§ **Task instructions**:
Comb through the entries for "Vice" and pull out each line that holds it.

Dataset entries:
-- START --

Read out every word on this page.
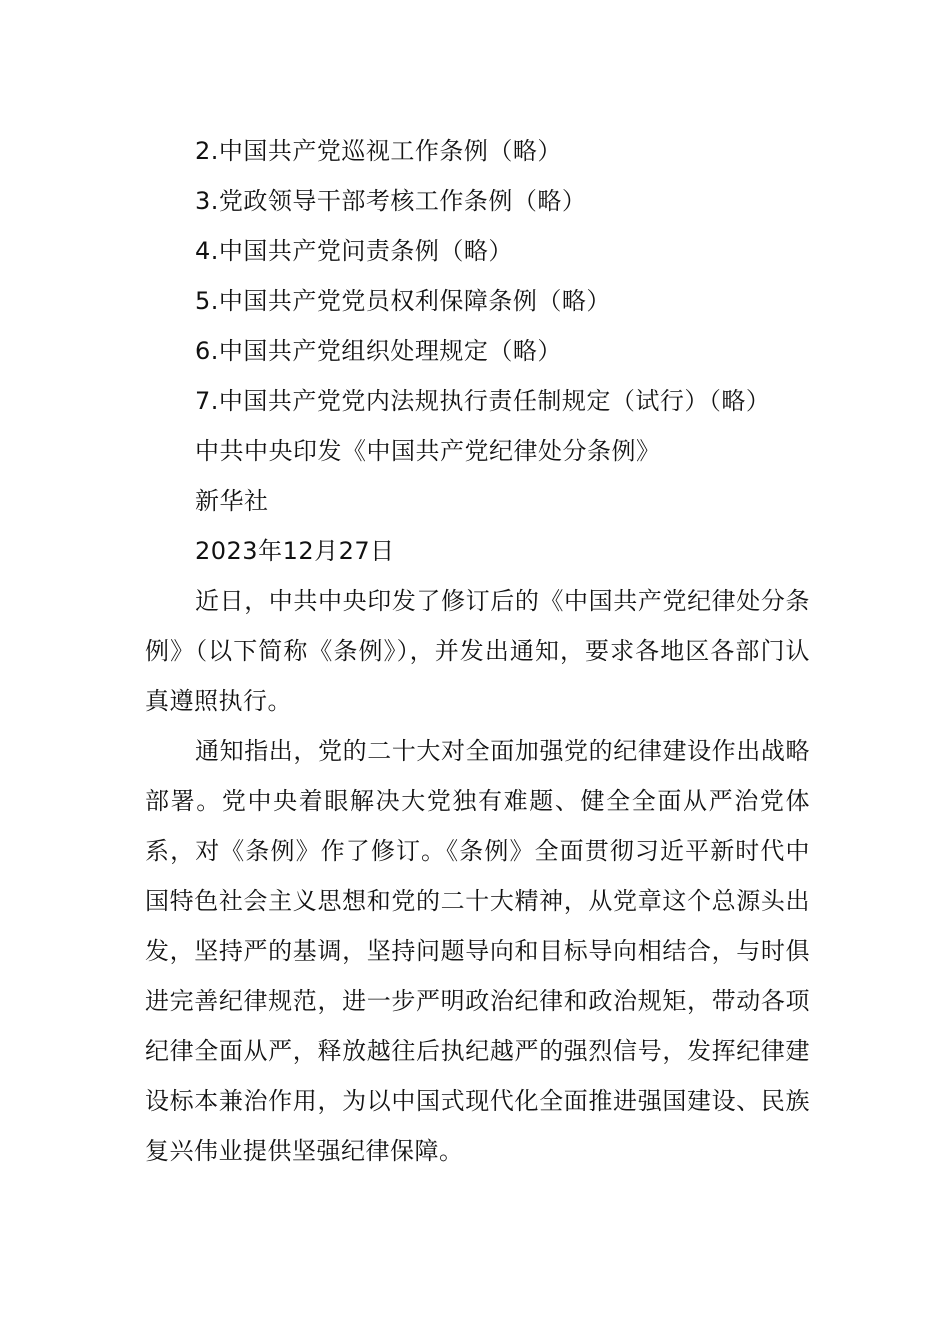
2.中国共产党巡视工作条例（略）
3.党政领导干部考核工作条例（略）
4.中国共产党问责条例（略）
5.中国共产党党员权利保障条例（略）
6.中国共产党组织处理规定（略）
7.中国共产党党内法规执行责任制规定（试行）（略）
中共中央印发《中国共产党纪律处分条例》
新华社
2023年12月27日

近日，中共中央印发了修订后的《中国共产党纪律处分条例》（以下简称《条例》），并发出通知，要求各地区各部门认真遵照执行。

通知指出，党的二十大对全面加强党的纪律建设作出战略部署。党中央着眼解决大党独有难题、健全全面从严治党体系，对《条例》作了修订。《条例》全面贯彻习近平新时代中国特色社会主义思想和党的二十大精神，从党章这个总源头出发，坚持严的基调，坚持问题导向和目标导向相结合，与时俱进完善纪律规范，进一步严明政治纪律和政治规矩，带动各项纪律全面从严，释放越往后执纪越严的强烈信号，发挥纪律建设标本兼治作用，为以中国式现代化全面推进强国建设、民族复兴伟业提供坚强纪律保障。
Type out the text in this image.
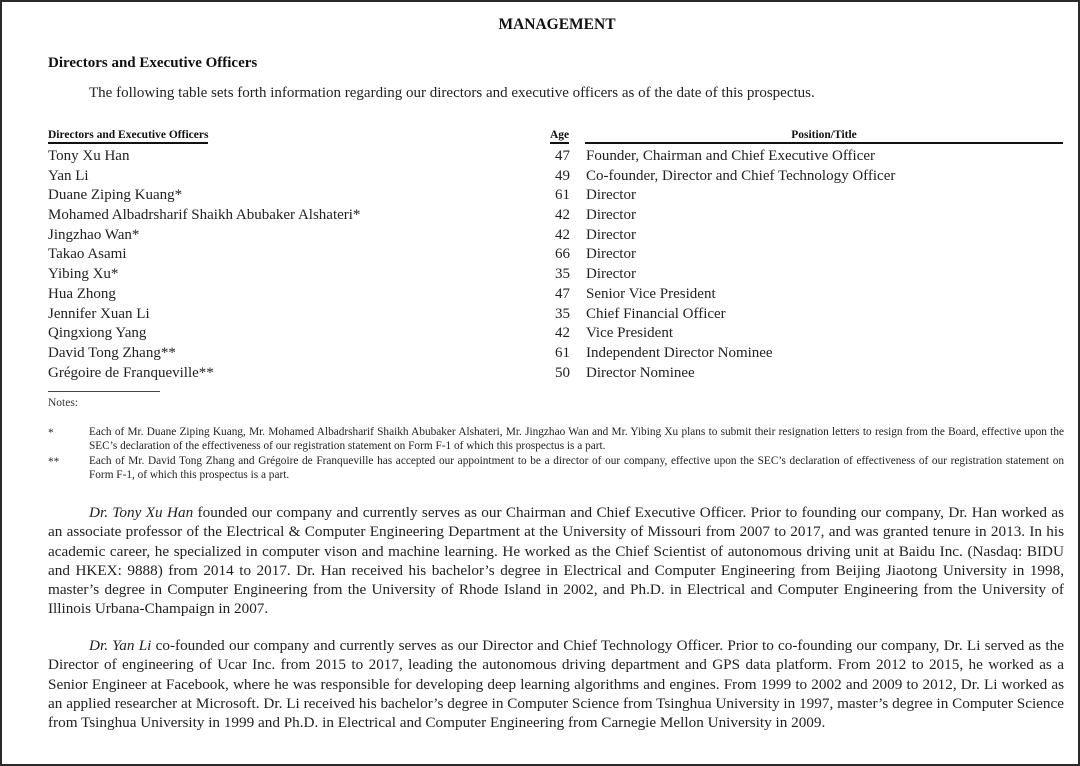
MANAGEMENT
Directors and Executive Officers
The following table sets forth information regarding our directors and executive officers as of the date of this prospectus.
Directors and Executive Officers	Age	Position/Title
Tony Xu Han	47 Founder, Chairman and Chief Executive Officer
Yan Li	49 Co-founder, Director and Chief Technology Officer
Duane Ziping Kuang*	61 Director
Mohamed Albadrsharif Shaikh Abubaker Alshateri*	42 Director
Jingzhao Wan*	42 Director
Takao Asami	66 Director
Yibing Xu*	35 Director
Hua Zhong	47 Senior Vice President
Jennifer Xuan Li	35 Chief Financial Officer
Qingxiong Yang	42 Vice President
David Tong Zhang**	61 Independent Director Nominee
Grégoire de Franqueville**	50 Director Nominee
Notes:
*	Each of Mr. Duane Ziping Kuang, Mr. Mohamed Albadrsharif Shaikh Abubaker Alshateri, Mr. Jingzhao Wan and Mr. Yibing Xu plans to submit their resignation letters to resign from the Board, effective upon the SEC’s declaration of the effectiveness of our registration statement on Form F-1 of which this prospectus is a part.
**	Each of Mr. David Tong Zhang and Grégoire de Franqueville has accepted our appointment to be a director of our company, effective upon the SEC’s declaration of effectiveness of our registration statement on Form F-1, of which this prospectus is a part.

Dr. Tony Xu Han founded our company and currently serves as our Chairman and Chief Executive Officer. Prior to founding our company, Dr. Han worked as an associate professor of the Electrical & Computer Engineering Department at the University of Missouri from 2007 to 2017, and was granted tenure in 2013. In his academic career, he specialized in computer vison and machine learning. He worked as the Chief Scientist of autonomous driving unit at Baidu Inc. (Nasdaq: BIDU and HKEX: 9888) from 2014 to 2017. Dr. Han received his bachelor’s degree in Electrical and Computer Engineering from Beijing Jiaotong University in 1998, master’s degree in Computer Engineering from the University of Rhode Island in 2002, and Ph.D. in Electrical and Computer Engineering from the University of Illinois Urbana-Champaign in 2007.

Dr. Yan Li co-founded our company and currently serves as our Director and Chief Technology Officer. Prior to co-founding our company, Dr. Li served as the Director of engineering of Ucar Inc. from 2015 to 2017, leading the autonomous driving department and GPS data platform. From 2012 to 2015, he worked as a Senior Engineer at Facebook, where he was responsible for developing deep learning algorithms and engines. From 1999 to 2002 and 2009 to 2012, Dr. Li worked as an applied researcher at Microsoft. Dr. Li received his bachelor’s degree in Computer Science from Tsinghua University in 1997, master’s degree in Computer Science from Tsinghua University in 1999 and Ph.D. in Electrical and Computer Engineering from Carnegie Mellon University in 2009.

-- END --

§ **Correct result**:
Hua Zhong	47 Senior Vice President
Qingxiong Yang	42 Vice President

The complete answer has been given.